Make an exact copy of the records, with the images left out.

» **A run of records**
——————————

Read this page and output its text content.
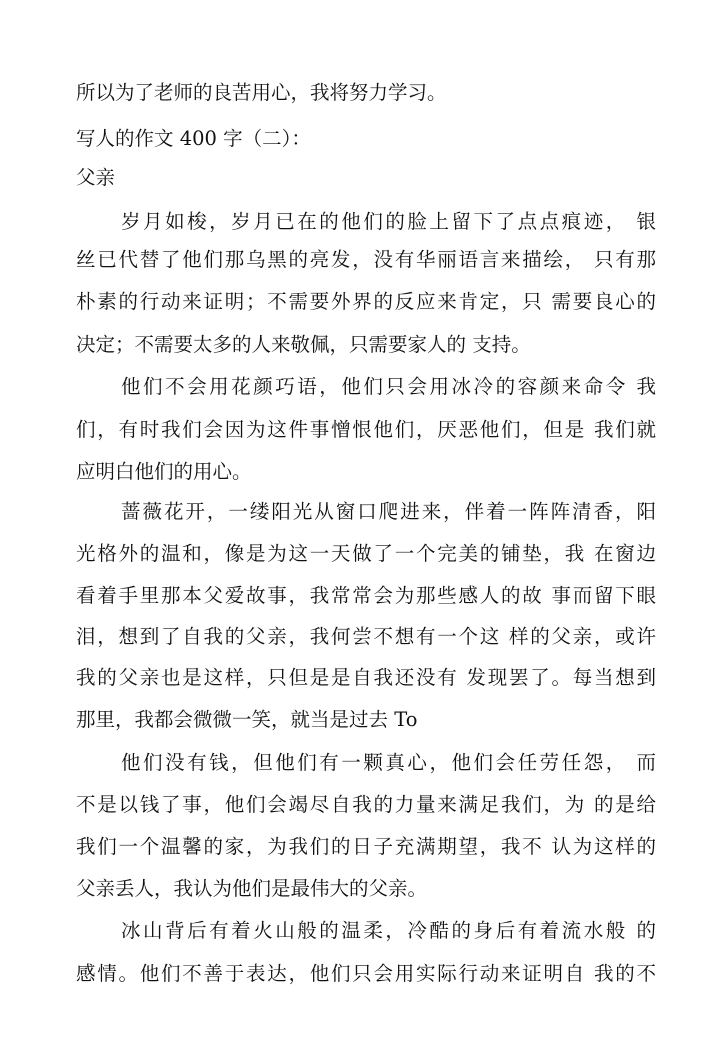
所以为了老师的良苦用心，我将努力学习。
写人的作文 400 字（二）：
父亲
岁月如梭，岁月已在的他们的脸上留下了点点痕迹， 银
丝已代替了他们那乌黑的亮发，没有华丽语言来描绘， 只有那
朴素的行动来证明；不需要外界的反应来肯定，只 需要良心的
决定；不需要太多的人来敬佩，只需要家人的 支持。
他们不会用花颜巧语，他们只会用冰冷的容颜来命令 我
们，有时我们会因为这件事憎恨他们，厌恶他们，但是 我们就
应明白他们的用心。
蔷薇花开，一缕阳光从窗口爬进来，伴着一阵阵清香，阳
光格外的温和，像是为这一天做了一个完美的铺垫，我 在窗边
看着手里那本父爱故事，我常常会为那些感人的故 事而留下眼
泪，想到了自我的父亲，我何尝不想有一个这 样的父亲，或许
我的父亲也是这样，只但是是自我还没有 发现罢了。每当想到
那里，我都会微微一笑，就当是过去 To
他们没有钱，但他们有一颗真心，他们会任劳任怨， 而
不是以钱了事，他们会竭尽自我的力量来满足我们，为 的是给
我们一个温馨的家，为我们的日子充满期望，我不 认为这样的
父亲丢人，我认为他们是最伟大的父亲。
冰山背后有着火山般的温柔，冷酷的身后有着流水般 的
感情。他们不善于表达，他们只会用实际行动来证明自 我的不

——————————

» **COMPLETE ANSWER**
Read this page and output its text content.
所以为了老师的良苦用心，我将努力学习。
写人的作文 400 字（二）：
父亲
岁月如梭，岁月已在的他们的脸上留下了点点痕迹， 银
丝已代替了他们那乌黑的亮发，没有华丽语言来描绘， 只有那
朴素的行动来证明；不需要外界的反应来肯定，只 需要良心的
决定；不需要太多的人来敬佩，只需要家人的 支持。
他们不会用花颜巧语，他们只会用冰冷的容颜来命令 我
们，有时我们会因为这件事憎恨他们，厌恶他们，但是 我们就
应明白他们的用心。
蔷薇花开，一缕阳光从窗口爬进来，伴着一阵阵清香，阳
光格外的温和，像是为这一天做了一个完美的铺垫，我 在窗边
看着手里那本父爱故事，我常常会为那些感人的故 事而留下眼
泪，想到了自我的父亲，我何尝不想有一个这 样的父亲，或许
我的父亲也是这样，只但是是自我还没有 发现罢了。每当想到
那里，我都会微微一笑，就当是过去 To
他们没有钱，但他们有一颗真心，他们会任劳任怨， 而
不是以钱了事，他们会竭尽自我的力量来满足我们，为 的是给
我们一个温馨的家，为我们的日子充满期望，我不 认为这样的
父亲丢人，我认为他们是最伟大的父亲。
冰山背后有着火山般的温柔，冷酷的身后有着流水般 的
感情。他们不善于表达，他们只会用实际行动来证明自 我的不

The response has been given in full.